* Challenge *
From the entries that follow, list every line in which the string "Earnings" appears.

* Information supplied *
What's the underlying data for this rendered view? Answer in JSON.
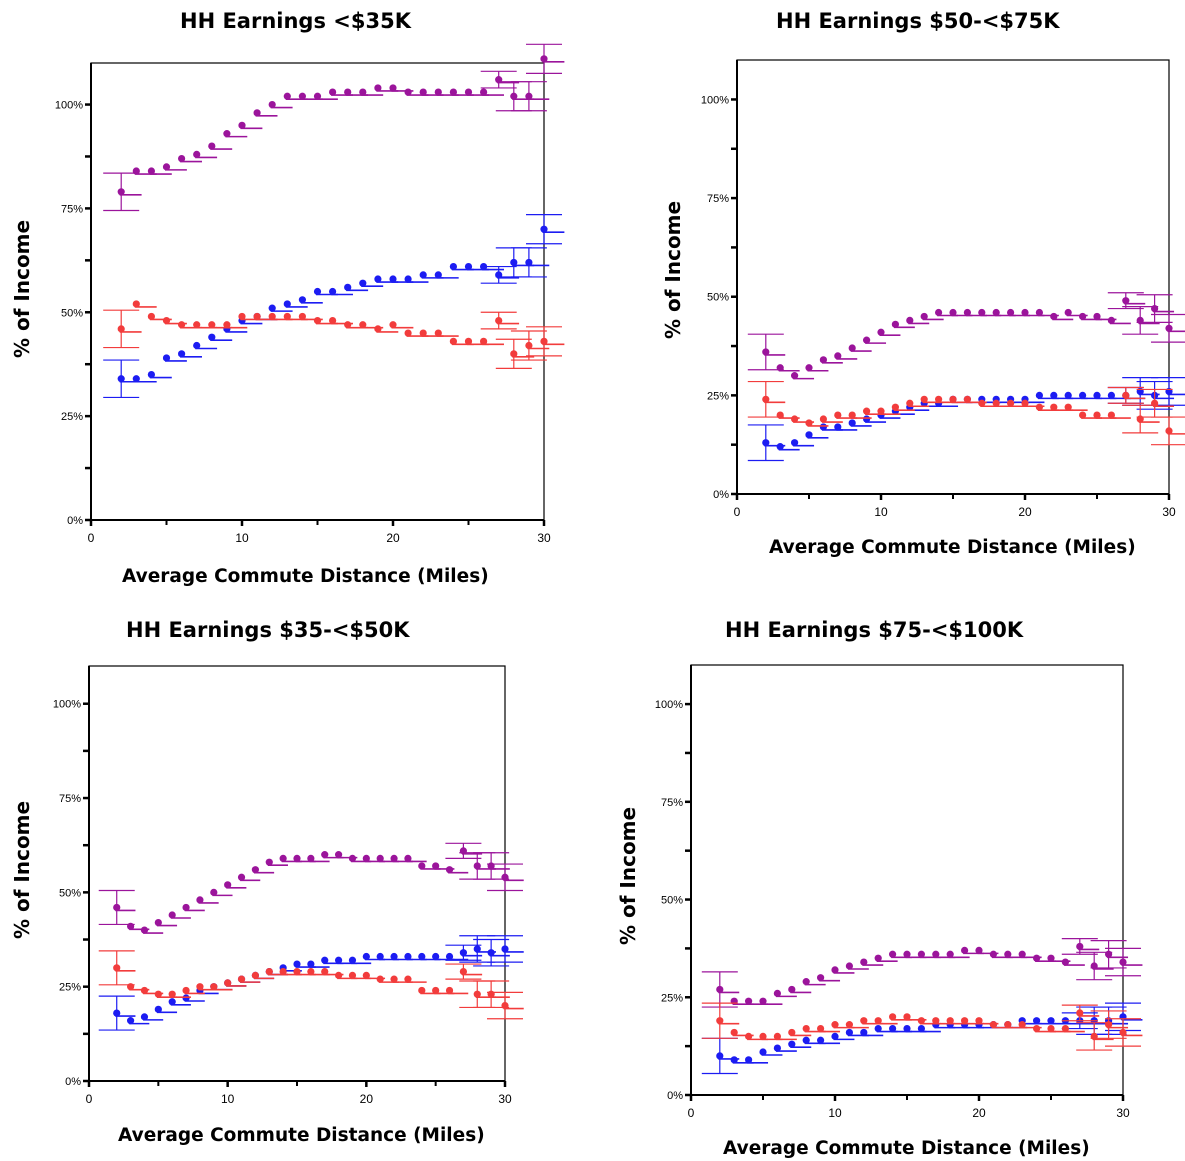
{
  "colors": {
    "purple": "#9b149b",
    "blue": "#1c1cf2",
    "red": "#f23c3c"
  },
  "chart_data": [
    {
      "type": "scatter",
      "title": "HH Earnings <$35K",
      "xlabel": "Average Commute Distance (Miles)",
      "ylabel": "% of Income",
      "xlim": [
        0,
        30
      ],
      "ylim": [
        0,
        1.1
      ],
      "xticks": [
        0,
        10,
        20,
        30
      ],
      "yticks": [
        0,
        0.25,
        0.5,
        0.75,
        1.0
      ],
      "ytick_labels": [
        "0%",
        "25%",
        "50%",
        "75%",
        "100%"
      ],
      "grid": false,
      "x": [
        2,
        3,
        4,
        5,
        6,
        7,
        8,
        9,
        10,
        11,
        12,
        13,
        14,
        15,
        16,
        17,
        18,
        19,
        20,
        21,
        22,
        23,
        24,
        25,
        26,
        27,
        28,
        29,
        30
      ],
      "series": [
        {
          "color": "purple",
          "values": [
            0.79,
            0.84,
            0.84,
            0.85,
            0.87,
            0.88,
            0.9,
            0.93,
            0.95,
            0.98,
            1.0,
            1.02,
            1.02,
            1.02,
            1.03,
            1.03,
            1.03,
            1.04,
            1.04,
            1.03,
            1.03,
            1.03,
            1.03,
            1.03,
            1.03,
            1.06,
            1.02,
            1.02,
            1.11
          ]
        },
        {
          "color": "blue",
          "values": [
            0.34,
            0.34,
            0.35,
            0.39,
            0.4,
            0.42,
            0.44,
            0.46,
            0.48,
            0.49,
            0.51,
            0.52,
            0.53,
            0.55,
            0.55,
            0.56,
            0.57,
            0.58,
            0.58,
            0.58,
            0.59,
            0.59,
            0.61,
            0.61,
            0.61,
            0.59,
            0.62,
            0.62,
            0.7
          ]
        },
        {
          "color": "red",
          "values": [
            0.46,
            0.52,
            0.49,
            0.48,
            0.47,
            0.47,
            0.47,
            0.47,
            0.49,
            0.49,
            0.49,
            0.49,
            0.49,
            0.48,
            0.48,
            0.47,
            0.47,
            0.46,
            0.47,
            0.45,
            0.45,
            0.45,
            0.43,
            0.43,
            0.43,
            0.48,
            0.4,
            0.42,
            0.43
          ]
        }
      ]
    },
    {
      "type": "scatter",
      "title": "HH Earnings $50-<$75K",
      "xlabel": "Average Commute Distance (Miles)",
      "ylabel": "% of Income",
      "xlim": [
        0,
        30
      ],
      "ylim": [
        0,
        1.1
      ],
      "xticks": [
        0,
        10,
        20,
        30
      ],
      "yticks": [
        0,
        0.25,
        0.5,
        0.75,
        1.0
      ],
      "ytick_labels": [
        "0%",
        "25%",
        "50%",
        "75%",
        "100%"
      ],
      "grid": false,
      "x": [
        2,
        3,
        4,
        5,
        6,
        7,
        8,
        9,
        10,
        11,
        12,
        13,
        14,
        15,
        16,
        17,
        18,
        19,
        20,
        21,
        22,
        23,
        24,
        25,
        26,
        27,
        28,
        29,
        30
      ],
      "series": [
        {
          "color": "purple",
          "values": [
            0.36,
            0.32,
            0.3,
            0.32,
            0.34,
            0.35,
            0.37,
            0.39,
            0.41,
            0.43,
            0.44,
            0.45,
            0.46,
            0.46,
            0.46,
            0.46,
            0.46,
            0.46,
            0.46,
            0.46,
            0.45,
            0.46,
            0.45,
            0.45,
            0.44,
            0.49,
            0.44,
            0.47,
            0.42
          ]
        },
        {
          "color": "blue",
          "values": [
            0.13,
            0.12,
            0.13,
            0.15,
            0.17,
            0.17,
            0.18,
            0.19,
            0.2,
            0.21,
            0.22,
            0.23,
            0.23,
            0.24,
            0.24,
            0.24,
            0.24,
            0.24,
            0.24,
            0.25,
            0.25,
            0.25,
            0.25,
            0.25,
            0.25,
            0.25,
            0.26,
            0.25,
            0.26
          ]
        },
        {
          "color": "red",
          "values": [
            0.24,
            0.2,
            0.19,
            0.18,
            0.19,
            0.2,
            0.2,
            0.21,
            0.21,
            0.22,
            0.23,
            0.24,
            0.24,
            0.24,
            0.24,
            0.23,
            0.23,
            0.23,
            0.23,
            0.22,
            0.22,
            0.22,
            0.2,
            0.2,
            0.2,
            0.25,
            0.19,
            0.23,
            0.16
          ]
        }
      ]
    },
    {
      "type": "scatter",
      "title": "HH Earnings $35-<$50K",
      "xlabel": "Average Commute Distance (Miles)",
      "ylabel": "% of Income",
      "xlim": [
        0,
        30
      ],
      "ylim": [
        0,
        1.1
      ],
      "xticks": [
        0,
        10,
        20,
        30
      ],
      "yticks": [
        0,
        0.25,
        0.5,
        0.75,
        1.0
      ],
      "ytick_labels": [
        "0%",
        "25%",
        "50%",
        "75%",
        "100%"
      ],
      "grid": false,
      "x": [
        2,
        3,
        4,
        5,
        6,
        7,
        8,
        9,
        10,
        11,
        12,
        13,
        14,
        15,
        16,
        17,
        18,
        19,
        20,
        21,
        22,
        23,
        24,
        25,
        26,
        27,
        28,
        29,
        30
      ],
      "series": [
        {
          "color": "purple",
          "values": [
            0.46,
            0.41,
            0.4,
            0.42,
            0.44,
            0.46,
            0.48,
            0.5,
            0.52,
            0.54,
            0.56,
            0.58,
            0.59,
            0.59,
            0.59,
            0.6,
            0.6,
            0.59,
            0.59,
            0.59,
            0.59,
            0.59,
            0.57,
            0.57,
            0.56,
            0.61,
            0.57,
            0.57,
            0.54
          ]
        },
        {
          "color": "blue",
          "values": [
            0.18,
            0.16,
            0.17,
            0.19,
            0.21,
            0.22,
            0.24,
            0.25,
            0.26,
            0.27,
            0.28,
            0.29,
            0.3,
            0.31,
            0.31,
            0.32,
            0.32,
            0.32,
            0.33,
            0.33,
            0.33,
            0.33,
            0.33,
            0.33,
            0.33,
            0.34,
            0.35,
            0.34,
            0.35
          ]
        },
        {
          "color": "red",
          "values": [
            0.3,
            0.25,
            0.24,
            0.23,
            0.23,
            0.24,
            0.25,
            0.25,
            0.26,
            0.27,
            0.28,
            0.29,
            0.29,
            0.29,
            0.29,
            0.29,
            0.28,
            0.28,
            0.28,
            0.27,
            0.27,
            0.27,
            0.24,
            0.24,
            0.24,
            0.29,
            0.23,
            0.23,
            0.2
          ]
        }
      ]
    },
    {
      "type": "scatter",
      "title": "HH Earnings $75-<$100K",
      "xlabel": "Average Commute Distance (Miles)",
      "ylabel": "% of Income",
      "xlim": [
        0,
        30
      ],
      "ylim": [
        0,
        1.1
      ],
      "xticks": [
        0,
        10,
        20,
        30
      ],
      "yticks": [
        0,
        0.25,
        0.5,
        0.75,
        1.0
      ],
      "ytick_labels": [
        "0%",
        "25%",
        "50%",
        "75%",
        "100%"
      ],
      "grid": false,
      "x": [
        2,
        3,
        4,
        5,
        6,
        7,
        8,
        9,
        10,
        11,
        12,
        13,
        14,
        15,
        16,
        17,
        18,
        19,
        20,
        21,
        22,
        23,
        24,
        25,
        26,
        27,
        28,
        29,
        30
      ],
      "series": [
        {
          "color": "purple",
          "values": [
            0.27,
            0.24,
            0.24,
            0.24,
            0.26,
            0.27,
            0.29,
            0.3,
            0.32,
            0.33,
            0.34,
            0.35,
            0.36,
            0.36,
            0.36,
            0.36,
            0.36,
            0.37,
            0.37,
            0.36,
            0.36,
            0.36,
            0.35,
            0.35,
            0.34,
            0.38,
            0.33,
            0.36,
            0.34
          ]
        },
        {
          "color": "blue",
          "values": [
            0.1,
            0.09,
            0.09,
            0.11,
            0.12,
            0.13,
            0.14,
            0.14,
            0.15,
            0.16,
            0.16,
            0.17,
            0.17,
            0.17,
            0.17,
            0.18,
            0.18,
            0.18,
            0.18,
            0.18,
            0.18,
            0.19,
            0.19,
            0.19,
            0.19,
            0.19,
            0.19,
            0.19,
            0.2
          ]
        },
        {
          "color": "red",
          "values": [
            0.19,
            0.16,
            0.15,
            0.15,
            0.15,
            0.16,
            0.17,
            0.17,
            0.18,
            0.18,
            0.19,
            0.19,
            0.2,
            0.2,
            0.19,
            0.19,
            0.19,
            0.19,
            0.19,
            0.18,
            0.18,
            0.18,
            0.17,
            0.17,
            0.17,
            0.21,
            0.15,
            0.18,
            0.16
          ]
        }
      ]
    }
  ]
}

* Exercise response *
      "title": "HH Earnings <$35K",
      "title": "HH Earnings $50-<$75K",
      "title": "HH Earnings $35-<$50K",
      "title": "HH Earnings $75-<$100K",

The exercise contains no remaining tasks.